Exercise goal:
Pick each line containing the word "References" out of the data below.

(Source records)
- Opening Delimiter -

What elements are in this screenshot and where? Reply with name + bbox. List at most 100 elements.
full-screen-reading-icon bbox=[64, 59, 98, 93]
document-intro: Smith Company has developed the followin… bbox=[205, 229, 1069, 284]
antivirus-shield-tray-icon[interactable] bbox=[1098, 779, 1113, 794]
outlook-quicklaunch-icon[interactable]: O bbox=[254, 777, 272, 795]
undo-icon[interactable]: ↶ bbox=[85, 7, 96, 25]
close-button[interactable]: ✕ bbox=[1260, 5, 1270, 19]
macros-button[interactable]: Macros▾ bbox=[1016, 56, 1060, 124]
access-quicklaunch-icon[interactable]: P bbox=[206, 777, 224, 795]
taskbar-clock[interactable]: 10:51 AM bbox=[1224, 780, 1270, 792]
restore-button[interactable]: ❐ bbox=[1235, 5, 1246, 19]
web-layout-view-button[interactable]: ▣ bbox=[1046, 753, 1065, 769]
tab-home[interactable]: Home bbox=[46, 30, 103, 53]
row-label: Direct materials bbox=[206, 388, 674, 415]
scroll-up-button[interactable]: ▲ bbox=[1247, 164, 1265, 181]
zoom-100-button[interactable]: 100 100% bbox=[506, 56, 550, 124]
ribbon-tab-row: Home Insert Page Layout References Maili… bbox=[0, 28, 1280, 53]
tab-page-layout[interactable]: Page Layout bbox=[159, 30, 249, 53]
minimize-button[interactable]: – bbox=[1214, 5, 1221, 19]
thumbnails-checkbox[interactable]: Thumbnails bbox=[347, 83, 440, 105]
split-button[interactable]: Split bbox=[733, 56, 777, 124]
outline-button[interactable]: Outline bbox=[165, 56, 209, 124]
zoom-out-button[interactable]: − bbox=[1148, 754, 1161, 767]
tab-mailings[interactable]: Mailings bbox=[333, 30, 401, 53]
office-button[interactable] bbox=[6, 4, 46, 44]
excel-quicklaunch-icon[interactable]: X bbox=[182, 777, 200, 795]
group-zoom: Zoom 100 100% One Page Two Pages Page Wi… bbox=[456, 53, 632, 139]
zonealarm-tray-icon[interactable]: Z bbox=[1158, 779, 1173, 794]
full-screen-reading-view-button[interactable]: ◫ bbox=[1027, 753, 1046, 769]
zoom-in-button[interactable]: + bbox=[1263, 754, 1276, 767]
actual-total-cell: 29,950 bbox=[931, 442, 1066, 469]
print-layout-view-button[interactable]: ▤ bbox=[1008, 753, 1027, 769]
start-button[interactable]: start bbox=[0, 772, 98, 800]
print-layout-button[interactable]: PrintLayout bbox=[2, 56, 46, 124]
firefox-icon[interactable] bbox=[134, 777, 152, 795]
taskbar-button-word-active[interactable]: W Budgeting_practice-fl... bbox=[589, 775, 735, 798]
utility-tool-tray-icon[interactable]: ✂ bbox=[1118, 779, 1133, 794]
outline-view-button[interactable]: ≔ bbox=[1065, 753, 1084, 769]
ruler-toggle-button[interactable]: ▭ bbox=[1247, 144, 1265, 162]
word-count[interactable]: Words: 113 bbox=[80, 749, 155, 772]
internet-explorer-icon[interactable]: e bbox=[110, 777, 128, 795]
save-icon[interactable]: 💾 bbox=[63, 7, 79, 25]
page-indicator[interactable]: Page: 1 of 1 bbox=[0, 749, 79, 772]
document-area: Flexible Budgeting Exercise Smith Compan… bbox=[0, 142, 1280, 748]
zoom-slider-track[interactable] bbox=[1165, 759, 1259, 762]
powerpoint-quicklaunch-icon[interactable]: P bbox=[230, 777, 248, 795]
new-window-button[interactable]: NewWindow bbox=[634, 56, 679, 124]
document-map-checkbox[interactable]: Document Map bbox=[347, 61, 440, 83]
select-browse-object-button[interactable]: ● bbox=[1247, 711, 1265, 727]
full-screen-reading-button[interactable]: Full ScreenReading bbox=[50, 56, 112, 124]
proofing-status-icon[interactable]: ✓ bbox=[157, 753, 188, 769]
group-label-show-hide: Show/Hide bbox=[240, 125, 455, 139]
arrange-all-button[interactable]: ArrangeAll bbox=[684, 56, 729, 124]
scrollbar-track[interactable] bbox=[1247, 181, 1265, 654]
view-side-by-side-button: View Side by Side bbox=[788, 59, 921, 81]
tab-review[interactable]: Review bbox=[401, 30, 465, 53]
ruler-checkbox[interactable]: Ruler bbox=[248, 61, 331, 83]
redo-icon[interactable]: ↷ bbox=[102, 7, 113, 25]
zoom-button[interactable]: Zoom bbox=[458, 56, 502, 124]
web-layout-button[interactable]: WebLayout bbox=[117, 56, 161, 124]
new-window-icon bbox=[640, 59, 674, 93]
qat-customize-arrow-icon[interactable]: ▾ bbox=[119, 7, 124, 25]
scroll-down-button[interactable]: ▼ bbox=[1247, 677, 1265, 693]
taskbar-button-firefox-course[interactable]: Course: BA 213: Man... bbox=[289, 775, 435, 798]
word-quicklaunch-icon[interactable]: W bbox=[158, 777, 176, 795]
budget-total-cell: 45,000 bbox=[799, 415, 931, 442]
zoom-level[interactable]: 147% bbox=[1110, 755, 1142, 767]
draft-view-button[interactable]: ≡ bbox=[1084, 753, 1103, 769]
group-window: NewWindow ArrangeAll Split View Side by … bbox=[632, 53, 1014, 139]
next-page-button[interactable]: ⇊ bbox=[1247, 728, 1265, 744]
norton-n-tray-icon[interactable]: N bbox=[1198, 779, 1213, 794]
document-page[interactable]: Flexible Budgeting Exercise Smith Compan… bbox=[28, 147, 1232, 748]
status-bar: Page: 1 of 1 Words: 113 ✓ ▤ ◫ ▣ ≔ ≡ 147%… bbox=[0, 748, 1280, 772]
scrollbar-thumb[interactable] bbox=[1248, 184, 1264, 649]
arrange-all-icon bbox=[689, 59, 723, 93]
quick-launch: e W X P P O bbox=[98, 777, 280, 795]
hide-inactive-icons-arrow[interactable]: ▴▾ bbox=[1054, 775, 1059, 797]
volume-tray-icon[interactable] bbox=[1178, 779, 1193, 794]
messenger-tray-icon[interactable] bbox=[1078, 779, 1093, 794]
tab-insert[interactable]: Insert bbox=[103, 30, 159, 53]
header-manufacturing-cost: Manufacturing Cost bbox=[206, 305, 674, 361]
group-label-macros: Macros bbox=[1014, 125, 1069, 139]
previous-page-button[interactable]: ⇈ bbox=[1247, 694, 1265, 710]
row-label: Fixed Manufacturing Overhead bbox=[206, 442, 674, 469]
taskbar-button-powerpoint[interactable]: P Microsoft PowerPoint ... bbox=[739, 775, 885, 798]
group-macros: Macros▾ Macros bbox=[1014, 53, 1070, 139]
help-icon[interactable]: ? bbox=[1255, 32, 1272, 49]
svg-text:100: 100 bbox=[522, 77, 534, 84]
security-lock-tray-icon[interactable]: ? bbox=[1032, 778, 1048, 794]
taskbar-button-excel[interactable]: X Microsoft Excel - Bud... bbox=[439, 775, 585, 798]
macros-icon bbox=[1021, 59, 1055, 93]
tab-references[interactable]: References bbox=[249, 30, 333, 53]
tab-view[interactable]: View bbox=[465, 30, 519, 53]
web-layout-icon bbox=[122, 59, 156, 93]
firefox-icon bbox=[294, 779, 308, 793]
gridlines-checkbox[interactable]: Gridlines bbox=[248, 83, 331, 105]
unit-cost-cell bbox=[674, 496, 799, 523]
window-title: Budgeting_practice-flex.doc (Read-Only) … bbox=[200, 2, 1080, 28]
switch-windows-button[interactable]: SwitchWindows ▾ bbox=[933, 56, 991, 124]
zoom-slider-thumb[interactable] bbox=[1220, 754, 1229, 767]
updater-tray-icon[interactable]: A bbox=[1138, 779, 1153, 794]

- Closing Delimiter -

Answer for this exercise:
ribbon-tab-row: Home Insert Page Layout References Maili… bbox=[0, 28, 1280, 53]
tab-references[interactable]: References bbox=[249, 30, 333, 53]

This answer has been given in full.